**WRITTEN TASK:**
For the listing underneath, give the count of lines containing the string "hedged" and nothing further.

**RECORDED INFORMATION:**
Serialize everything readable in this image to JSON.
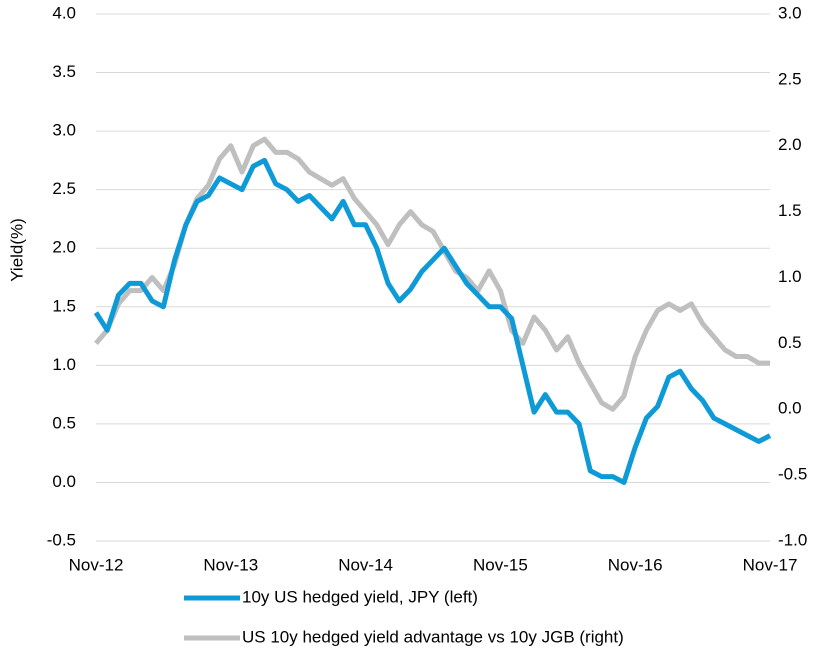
{
  "chart_data": {
    "type": "line",
    "y_label": "Yield(%)",
    "categories": [
      "Nov-12",
      null,
      null,
      null,
      null,
      null,
      null,
      null,
      null,
      null,
      null,
      null,
      "Nov-13",
      null,
      null,
      null,
      null,
      null,
      null,
      null,
      null,
      null,
      null,
      null,
      "Nov-14",
      null,
      null,
      null,
      null,
      null,
      null,
      null,
      null,
      null,
      null,
      null,
      "Nov-15",
      null,
      null,
      null,
      null,
      null,
      null,
      null,
      null,
      null,
      null,
      null,
      "Nov-16",
      null,
      null,
      null,
      null,
      null,
      null,
      null,
      null,
      null,
      null,
      null,
      "Nov-17"
    ],
    "series": [
      {
        "name": "10y US hedged yield, JPY (left)",
        "color": "#0e9ad6",
        "values": [
          1.45,
          1.3,
          1.6,
          1.7,
          1.7,
          1.55,
          1.5,
          1.9,
          2.2,
          2.4,
          2.45,
          2.6,
          2.55,
          2.5,
          2.7,
          2.75,
          2.55,
          2.5,
          2.4,
          2.45,
          2.35,
          2.25,
          2.4,
          2.2,
          2.2,
          2.0,
          1.7,
          1.55,
          1.65,
          1.8,
          1.9,
          2.0,
          1.85,
          1.7,
          1.6,
          1.5,
          1.5,
          1.4,
          1.0,
          0.6,
          0.75,
          0.6,
          0.6,
          0.5,
          0.1,
          0.05,
          0.05,
          0.0,
          0.3,
          0.55,
          0.65,
          0.9,
          0.95,
          0.8,
          0.7,
          0.55,
          0.5,
          0.45,
          0.4,
          0.35,
          0.4
        ]
      },
      {
        "name": "US 10y hedged yield advantage vs 10y JGB (right)",
        "color": "#bfbfbf",
        "axis": "y2",
        "values": [
          0.5,
          0.6,
          0.8,
          0.9,
          0.9,
          1.0,
          0.9,
          1.1,
          1.4,
          1.6,
          1.7,
          1.9,
          2.0,
          1.8,
          2.0,
          2.05,
          1.95,
          1.95,
          1.9,
          1.8,
          1.75,
          1.7,
          1.75,
          1.6,
          1.5,
          1.4,
          1.25,
          1.4,
          1.5,
          1.4,
          1.35,
          1.2,
          1.05,
          1.0,
          0.9,
          1.05,
          0.9,
          0.6,
          0.5,
          0.7,
          0.6,
          0.45,
          0.55,
          0.35,
          0.2,
          0.05,
          0.0,
          0.1,
          0.4,
          0.6,
          0.75,
          0.8,
          0.75,
          0.8,
          0.65,
          0.55,
          0.45,
          0.4,
          0.4,
          0.35,
          0.35
        ]
      }
    ],
    "ylim": [
      -0.5,
      4.0
    ],
    "yticks": [
      -0.5,
      {
        "value": 0,
        "label": "0.0"
      },
      0.5,
      {
        "value": 1,
        "label": "1.0"
      },
      1.5,
      {
        "value": 2,
        "label": "2.0"
      },
      2.5,
      {
        "value": 3,
        "label": "3.0"
      },
      3.5,
      {
        "value": 4,
        "label": "4.0"
      }
    ],
    "y2lim": [
      -1.0,
      3.0
    ],
    "y2ticks": [
      {
        "value": -1,
        "label": "-1.0"
      },
      -0.5,
      {
        "value": 0,
        "label": "0.0"
      },
      0.5,
      {
        "value": 1,
        "label": "1.0"
      },
      1.5,
      {
        "value": 2,
        "label": "2.0"
      },
      2.5,
      {
        "value": 3,
        "label": "3.0"
      }
    ],
    "grid": true,
    "legend": "bottom"
  }
}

**ANSWER:**
2